▶ [Exercise]: Each line that holds the word "JSON" is to be identified and copied.

▶ [Exercise material]:
=====

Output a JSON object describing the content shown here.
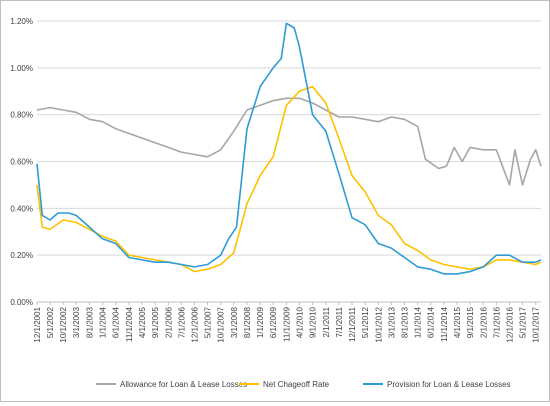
{
  "chart_data": {
    "type": "line",
    "title": "",
    "xlabel": "",
    "ylabel": "",
    "ylim": [
      0,
      1.2
    ],
    "y_unit": "%",
    "y_ticks": [
      "0.00%",
      "0.20%",
      "0.40%",
      "0.60%",
      "0.80%",
      "1.00%",
      "1.20%"
    ],
    "grid": "horizontal",
    "legend_position": "bottom",
    "x_tick_labels": [
      "12/1/2001",
      "5/1/2002",
      "10/1/2002",
      "3/1/2003",
      "8/1/2003",
      "1/1/2004",
      "6/1/2004",
      "11/1/2004",
      "4/1/2005",
      "9/1/2005",
      "2/1/2006",
      "7/1/2006",
      "12/1/2006",
      "5/1/2007",
      "10/1/2007",
      "3/1/2008",
      "8/1/2008",
      "1/1/2009",
      "6/1/2009",
      "11/1/2009",
      "4/1/2010",
      "9/1/2010",
      "2/1/2011",
      "7/1/2011",
      "12/1/2011",
      "5/1/2012",
      "10/1/2012",
      "3/1/2013",
      "8/1/2013",
      "1/1/2014",
      "6/1/2014",
      "11/1/2014",
      "4/1/2015",
      "9/1/2015",
      "2/1/2016",
      "7/1/2016",
      "12/1/2016",
      "5/1/2017",
      "10/1/2017"
    ],
    "series": [
      {
        "name": "Allowance for Loan & Lease Losses",
        "color": "#a6a6a6",
        "points": [
          [
            "2001-12-01",
            0.82
          ],
          [
            "2002-05-01",
            0.83
          ],
          [
            "2002-10-01",
            0.82
          ],
          [
            "2003-03-01",
            0.81
          ],
          [
            "2003-08-01",
            0.78
          ],
          [
            "2004-01-01",
            0.77
          ],
          [
            "2004-06-01",
            0.74
          ],
          [
            "2004-11-01",
            0.72
          ],
          [
            "2005-04-01",
            0.7
          ],
          [
            "2005-09-01",
            0.68
          ],
          [
            "2006-02-01",
            0.66
          ],
          [
            "2006-07-01",
            0.64
          ],
          [
            "2006-12-01",
            0.63
          ],
          [
            "2007-05-01",
            0.62
          ],
          [
            "2007-10-01",
            0.65
          ],
          [
            "2008-03-01",
            0.73
          ],
          [
            "2008-08-01",
            0.82
          ],
          [
            "2009-01-01",
            0.84
          ],
          [
            "2009-06-01",
            0.86
          ],
          [
            "2009-11-01",
            0.87
          ],
          [
            "2010-04-01",
            0.87
          ],
          [
            "2010-09-01",
            0.85
          ],
          [
            "2011-02-01",
            0.82
          ],
          [
            "2011-07-01",
            0.79
          ],
          [
            "2011-12-01",
            0.79
          ],
          [
            "2012-05-01",
            0.78
          ],
          [
            "2012-10-01",
            0.77
          ],
          [
            "2013-03-01",
            0.79
          ],
          [
            "2013-08-01",
            0.78
          ],
          [
            "2014-01-01",
            0.75
          ],
          [
            "2014-04-01",
            0.61
          ],
          [
            "2014-09-01",
            0.57
          ],
          [
            "2014-12-01",
            0.58
          ],
          [
            "2015-03-01",
            0.66
          ],
          [
            "2015-06-01",
            0.6
          ],
          [
            "2015-09-01",
            0.66
          ],
          [
            "2016-02-01",
            0.65
          ],
          [
            "2016-07-01",
            0.65
          ],
          [
            "2016-12-01",
            0.5
          ],
          [
            "2017-02-01",
            0.65
          ],
          [
            "2017-05-01",
            0.5
          ],
          [
            "2017-08-01",
            0.61
          ],
          [
            "2017-10-01",
            0.65
          ],
          [
            "2017-12-01",
            0.58
          ]
        ]
      },
      {
        "name": "Net Chageoff Rate",
        "color": "#ffc000",
        "points": [
          [
            "2001-12-01",
            0.5
          ],
          [
            "2002-02-01",
            0.32
          ],
          [
            "2002-05-01",
            0.31
          ],
          [
            "2002-10-01",
            0.35
          ],
          [
            "2003-03-01",
            0.34
          ],
          [
            "2003-08-01",
            0.31
          ],
          [
            "2004-01-01",
            0.28
          ],
          [
            "2004-06-01",
            0.26
          ],
          [
            "2004-11-01",
            0.2
          ],
          [
            "2005-04-01",
            0.19
          ],
          [
            "2005-09-01",
            0.18
          ],
          [
            "2006-02-01",
            0.17
          ],
          [
            "2006-07-01",
            0.16
          ],
          [
            "2006-12-01",
            0.13
          ],
          [
            "2007-05-01",
            0.14
          ],
          [
            "2007-10-01",
            0.16
          ],
          [
            "2008-03-01",
            0.21
          ],
          [
            "2008-08-01",
            0.42
          ],
          [
            "2009-01-01",
            0.54
          ],
          [
            "2009-06-01",
            0.62
          ],
          [
            "2009-11-01",
            0.84
          ],
          [
            "2010-04-01",
            0.9
          ],
          [
            "2010-09-01",
            0.92
          ],
          [
            "2011-02-01",
            0.85
          ],
          [
            "2011-07-01",
            0.7
          ],
          [
            "2011-12-01",
            0.54
          ],
          [
            "2012-05-01",
            0.47
          ],
          [
            "2012-10-01",
            0.37
          ],
          [
            "2013-03-01",
            0.33
          ],
          [
            "2013-08-01",
            0.25
          ],
          [
            "2014-01-01",
            0.22
          ],
          [
            "2014-06-01",
            0.18
          ],
          [
            "2014-11-01",
            0.16
          ],
          [
            "2015-04-01",
            0.15
          ],
          [
            "2015-09-01",
            0.14
          ],
          [
            "2016-02-01",
            0.15
          ],
          [
            "2016-07-01",
            0.18
          ],
          [
            "2016-12-01",
            0.18
          ],
          [
            "2017-05-01",
            0.17
          ],
          [
            "2017-10-01",
            0.16
          ],
          [
            "2017-12-01",
            0.17
          ]
        ]
      },
      {
        "name": "Provision for Loan & Lease Losses",
        "color": "#2e9bd6",
        "points": [
          [
            "2001-12-01",
            0.59
          ],
          [
            "2002-02-01",
            0.37
          ],
          [
            "2002-05-01",
            0.35
          ],
          [
            "2002-08-01",
            0.38
          ],
          [
            "2002-12-01",
            0.38
          ],
          [
            "2003-03-01",
            0.37
          ],
          [
            "2003-08-01",
            0.32
          ],
          [
            "2004-01-01",
            0.27
          ],
          [
            "2004-06-01",
            0.25
          ],
          [
            "2004-11-01",
            0.19
          ],
          [
            "2005-04-01",
            0.18
          ],
          [
            "2005-09-01",
            0.17
          ],
          [
            "2006-02-01",
            0.17
          ],
          [
            "2006-07-01",
            0.16
          ],
          [
            "2006-12-01",
            0.15
          ],
          [
            "2007-05-01",
            0.16
          ],
          [
            "2007-10-01",
            0.2
          ],
          [
            "2008-01-01",
            0.27
          ],
          [
            "2008-04-01",
            0.32
          ],
          [
            "2008-08-01",
            0.74
          ],
          [
            "2009-01-01",
            0.92
          ],
          [
            "2009-06-01",
            1.0
          ],
          [
            "2009-09-01",
            1.04
          ],
          [
            "2009-11-01",
            1.19
          ],
          [
            "2010-02-01",
            1.17
          ],
          [
            "2010-04-01",
            1.09
          ],
          [
            "2010-09-01",
            0.8
          ],
          [
            "2011-02-01",
            0.73
          ],
          [
            "2011-07-01",
            0.55
          ],
          [
            "2011-12-01",
            0.36
          ],
          [
            "2012-05-01",
            0.33
          ],
          [
            "2012-10-01",
            0.25
          ],
          [
            "2013-03-01",
            0.23
          ],
          [
            "2013-08-01",
            0.19
          ],
          [
            "2014-01-01",
            0.15
          ],
          [
            "2014-06-01",
            0.14
          ],
          [
            "2014-11-01",
            0.12
          ],
          [
            "2015-04-01",
            0.12
          ],
          [
            "2015-09-01",
            0.13
          ],
          [
            "2016-02-01",
            0.15
          ],
          [
            "2016-07-01",
            0.2
          ],
          [
            "2016-12-01",
            0.2
          ],
          [
            "2017-05-01",
            0.17
          ],
          [
            "2017-10-01",
            0.17
          ],
          [
            "2017-12-01",
            0.18
          ]
        ]
      }
    ]
  }
}
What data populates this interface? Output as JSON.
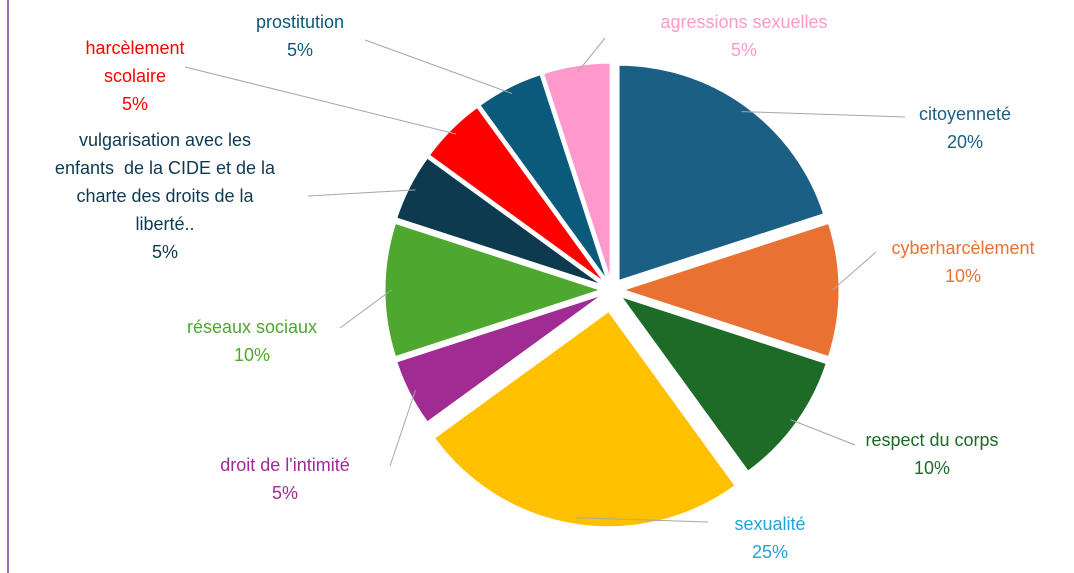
{
  "chart_data": {
    "type": "pie",
    "categories": [
      "citoyenneté",
      "cyberharcèlement",
      "respect du corps",
      "sexualité",
      "droit de l'intimité",
      "réseaux sociaux",
      "vulgarisation avec les\nenfants  de la CIDE et de la\ncharte des droits de la\nliberté..",
      "harcèlement\nscolaire",
      "prostitution",
      "agressions sexuelles"
    ],
    "values": [
      20,
      10,
      10,
      25,
      5,
      10,
      5,
      5,
      5,
      5
    ],
    "value_labels": [
      "20%",
      "10%",
      "10%",
      "25%",
      "5%",
      "10%",
      "5%",
      "5%",
      "5%",
      "5%"
    ],
    "colors": [
      "#1b5f84",
      "#e97132",
      "#1d6b27",
      "#ffc000",
      "#a02b93",
      "#4ea72e",
      "#0e3a50",
      "#ff0000",
      "#0b5a7b",
      "#ff99cc"
    ],
    "label_colors": [
      "#1b5f84",
      "#e97132",
      "#1d6b27",
      "#25a2d6",
      "#a02b93",
      "#4ea72e",
      "#0e3a50",
      "#ff0000",
      "#0b5a7b",
      "#ff99cc"
    ]
  }
}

=====

▶ [Solution to this task]:
Output a JSON object describing the content shown here.
What data populates this interface? Output as JSON.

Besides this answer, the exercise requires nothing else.